=== Work instructions ===
Wherever a line holds the string "porc", copy that line.

=== Listed entries ===
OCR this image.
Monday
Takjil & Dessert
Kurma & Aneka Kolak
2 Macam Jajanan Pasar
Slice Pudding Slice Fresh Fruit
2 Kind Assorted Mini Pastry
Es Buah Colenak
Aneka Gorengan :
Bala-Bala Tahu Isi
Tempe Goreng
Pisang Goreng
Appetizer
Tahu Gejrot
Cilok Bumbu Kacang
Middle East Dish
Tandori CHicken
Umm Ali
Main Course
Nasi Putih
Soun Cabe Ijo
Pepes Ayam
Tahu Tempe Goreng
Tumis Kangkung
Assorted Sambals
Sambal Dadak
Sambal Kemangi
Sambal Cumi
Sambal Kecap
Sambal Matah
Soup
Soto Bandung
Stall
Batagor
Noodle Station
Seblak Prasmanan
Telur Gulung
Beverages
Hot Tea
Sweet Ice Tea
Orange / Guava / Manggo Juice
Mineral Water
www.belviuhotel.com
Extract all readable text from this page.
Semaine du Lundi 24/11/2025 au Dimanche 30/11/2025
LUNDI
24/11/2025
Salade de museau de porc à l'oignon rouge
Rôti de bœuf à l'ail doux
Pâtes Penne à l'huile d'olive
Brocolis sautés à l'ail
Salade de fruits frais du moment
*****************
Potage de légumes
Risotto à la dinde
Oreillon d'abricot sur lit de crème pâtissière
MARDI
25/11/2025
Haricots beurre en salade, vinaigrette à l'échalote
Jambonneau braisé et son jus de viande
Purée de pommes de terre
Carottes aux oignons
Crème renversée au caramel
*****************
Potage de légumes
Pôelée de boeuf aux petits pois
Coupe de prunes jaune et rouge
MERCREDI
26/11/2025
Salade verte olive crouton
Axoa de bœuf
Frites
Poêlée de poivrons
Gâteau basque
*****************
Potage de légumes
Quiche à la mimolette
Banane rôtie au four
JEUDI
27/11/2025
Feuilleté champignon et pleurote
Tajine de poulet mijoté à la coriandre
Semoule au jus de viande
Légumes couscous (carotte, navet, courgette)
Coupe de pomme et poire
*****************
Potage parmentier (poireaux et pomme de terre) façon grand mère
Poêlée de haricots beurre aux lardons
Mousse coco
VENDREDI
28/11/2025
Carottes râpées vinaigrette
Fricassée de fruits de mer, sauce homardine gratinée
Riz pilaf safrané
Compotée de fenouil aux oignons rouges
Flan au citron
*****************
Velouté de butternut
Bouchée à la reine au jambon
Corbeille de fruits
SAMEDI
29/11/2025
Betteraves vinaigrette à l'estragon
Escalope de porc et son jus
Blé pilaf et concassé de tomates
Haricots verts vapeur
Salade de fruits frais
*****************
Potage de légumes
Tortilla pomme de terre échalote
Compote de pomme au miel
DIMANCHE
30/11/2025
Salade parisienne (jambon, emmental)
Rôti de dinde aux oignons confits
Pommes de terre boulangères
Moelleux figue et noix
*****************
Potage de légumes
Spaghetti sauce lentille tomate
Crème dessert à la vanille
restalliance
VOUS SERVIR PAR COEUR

=== Completed task ===
Salade de museau de porc à l'oignon rouge
Escalope de porc et son jus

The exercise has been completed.